## EXTRACT TO READ
^^^^

Papa Michalis, and his museum
He created - in his own house - an enchanted place where you step back in time and immerse in the Cretan life the way it was. His dedication, his love and the care for his homeland - and especially its people - are unique to me. You look at all those things that belonged to people that are gone, and somehow you feel grateful that somebody put them together and did not let them go into oblivion . . . That's patriotism in truth, the genuine one; not the vain, trumpeted patriotism like we see a lot in the world . . . His work is without end . . .
A Greek friend says that in Greece there are many such small museums, created by individuals, with their own money, in their own area, and often in their own houses; made with love and passion and a duty to preserve and pass on their heritage.
Papa Michalis Georgoulakis and his ancestors built the house in 1890, and started collecting objects dated from even earlier: chronologically, the entire collection spans from 1820 until recently.

^^^^

## COLLECTED DATA
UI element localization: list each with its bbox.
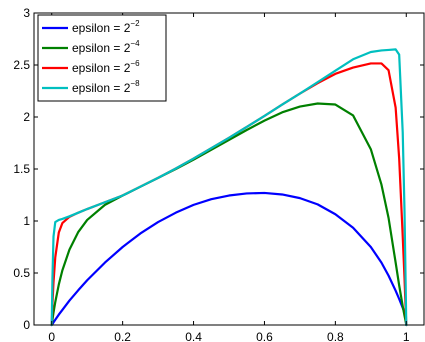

^^^^

## TASK TO COMPLETE
According to the piece about Papa Michalis and his museum, in what year was the house built?

## ANSWER
1890